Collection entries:
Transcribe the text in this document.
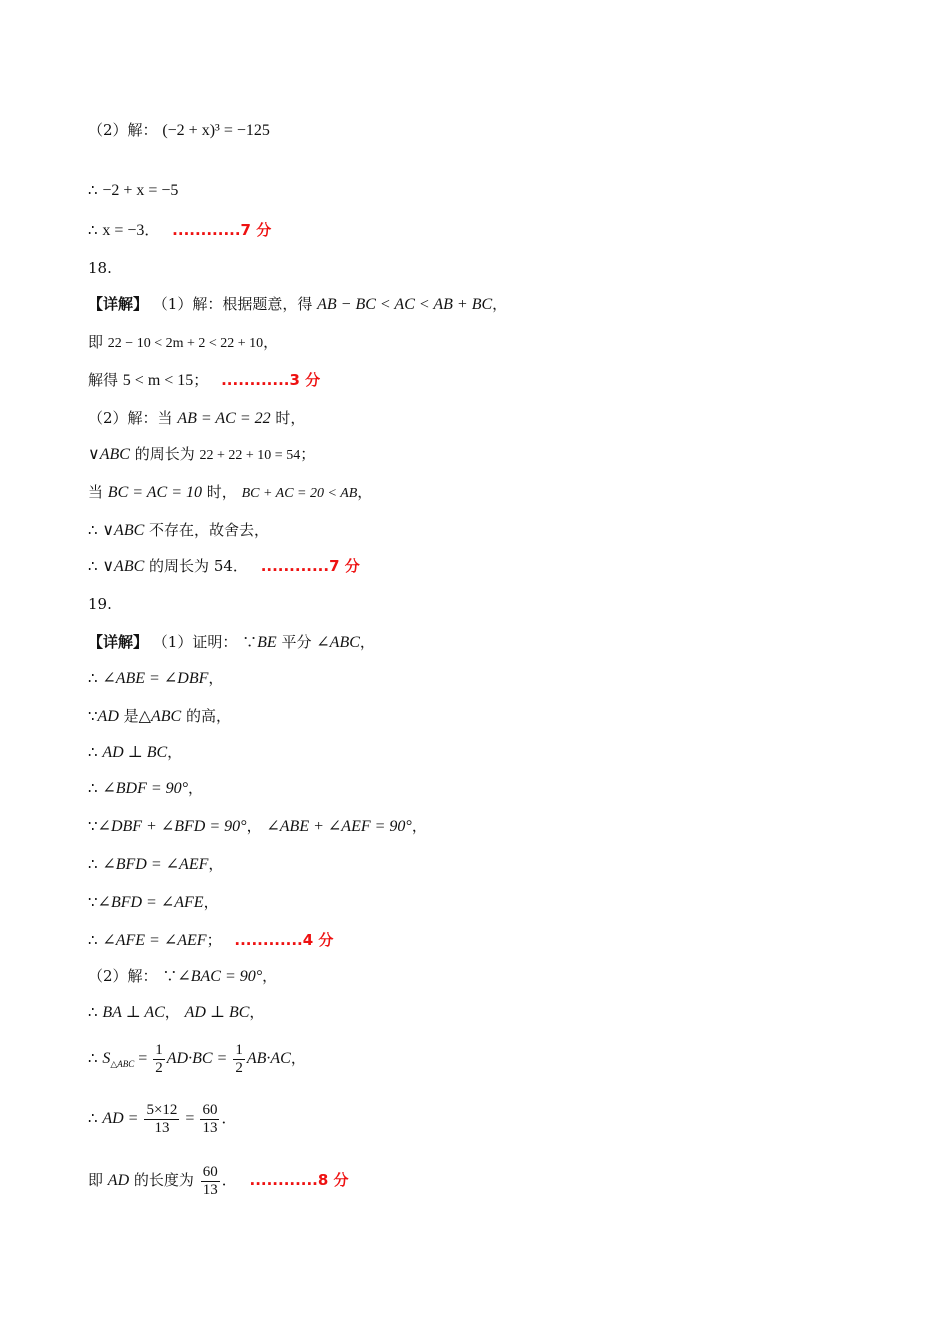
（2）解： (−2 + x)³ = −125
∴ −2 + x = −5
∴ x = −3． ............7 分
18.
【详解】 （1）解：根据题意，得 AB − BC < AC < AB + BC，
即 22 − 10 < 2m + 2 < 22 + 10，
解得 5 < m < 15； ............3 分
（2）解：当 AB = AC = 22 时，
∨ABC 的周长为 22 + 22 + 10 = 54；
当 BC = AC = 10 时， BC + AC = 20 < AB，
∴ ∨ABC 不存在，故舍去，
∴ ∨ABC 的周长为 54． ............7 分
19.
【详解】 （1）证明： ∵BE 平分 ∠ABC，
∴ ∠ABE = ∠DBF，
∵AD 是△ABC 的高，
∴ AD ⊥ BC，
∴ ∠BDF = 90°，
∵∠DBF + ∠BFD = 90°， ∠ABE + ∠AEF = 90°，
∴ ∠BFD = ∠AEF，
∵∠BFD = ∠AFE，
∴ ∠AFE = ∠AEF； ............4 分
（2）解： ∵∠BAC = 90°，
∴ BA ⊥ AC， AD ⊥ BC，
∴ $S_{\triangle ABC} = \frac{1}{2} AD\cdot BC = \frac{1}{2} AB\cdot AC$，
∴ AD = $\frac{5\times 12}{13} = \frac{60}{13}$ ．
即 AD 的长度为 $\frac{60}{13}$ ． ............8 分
--
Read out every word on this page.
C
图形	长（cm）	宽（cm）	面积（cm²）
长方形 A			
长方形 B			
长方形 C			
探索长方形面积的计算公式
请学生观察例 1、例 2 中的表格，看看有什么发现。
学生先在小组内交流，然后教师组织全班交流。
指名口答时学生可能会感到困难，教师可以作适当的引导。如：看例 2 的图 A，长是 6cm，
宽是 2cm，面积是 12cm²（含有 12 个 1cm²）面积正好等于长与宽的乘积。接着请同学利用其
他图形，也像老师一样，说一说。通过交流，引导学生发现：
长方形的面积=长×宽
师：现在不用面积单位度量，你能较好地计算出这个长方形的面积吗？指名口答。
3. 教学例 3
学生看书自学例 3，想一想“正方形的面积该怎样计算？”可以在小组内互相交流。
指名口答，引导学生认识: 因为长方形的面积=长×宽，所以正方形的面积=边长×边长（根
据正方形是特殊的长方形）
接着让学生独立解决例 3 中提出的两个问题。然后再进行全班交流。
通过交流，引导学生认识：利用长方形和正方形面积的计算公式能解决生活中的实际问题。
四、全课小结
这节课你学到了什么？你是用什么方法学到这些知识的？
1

REQUEST: Pick out each line in the material containing "frac".

TASK RESPONSE:
∴ $S_{\triangle ABC} = \frac{1}{2} AD\cdot BC = \frac{1}{2} AB\cdot AC$，
∴ AD = $\frac{5\times 12}{13} = \frac{60}{13}$ ．
即 AD 的长度为 $\frac{60}{13}$ ． ............8 分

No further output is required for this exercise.